┌──

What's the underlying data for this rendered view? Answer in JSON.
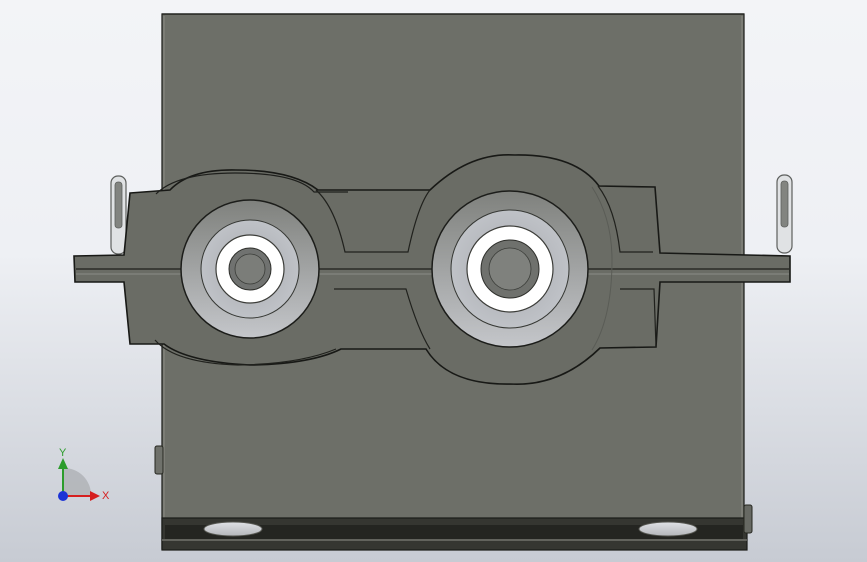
{
  "viewport": {
    "background_top": "#f3f4f7",
    "background_bottom": "#c7cbd3"
  },
  "colors": {
    "housing": "#6d6f68",
    "housing_edge": "#272824",
    "bore_inner": "#aeb0b4",
    "bore_outer": "#6a6c67",
    "white_ring": "#ffffff",
    "x_axis": "#d61e1e",
    "y_axis": "#2c9c2c",
    "z_axis": "#1b33d6"
  },
  "triad": {
    "x_label": "X",
    "y_label": "Y"
  }
}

└──

#### [Work to complete]
Leave out the pictures and reproduce the rest of the listing exactly.

#### [Reply to the task]
What's the underlying data for this rendered view? Answer in JSON.
{
  "viewport": {
    "background_top": "#f3f4f7",
    "background_bottom": "#c7cbd3"
  },
  "colors": {
    "housing": "#6d6f68",
    "housing_edge": "#272824",
    "bore_inner": "#aeb0b4",
    "bore_outer": "#6a6c67",
    "white_ring": "#ffffff",
    "x_axis": "#d61e1e",
    "y_axis": "#2c9c2c",
    "z_axis": "#1b33d6"
  },
  "triad": {
    "x_label": "X",
    "y_label": "Y"
  }
}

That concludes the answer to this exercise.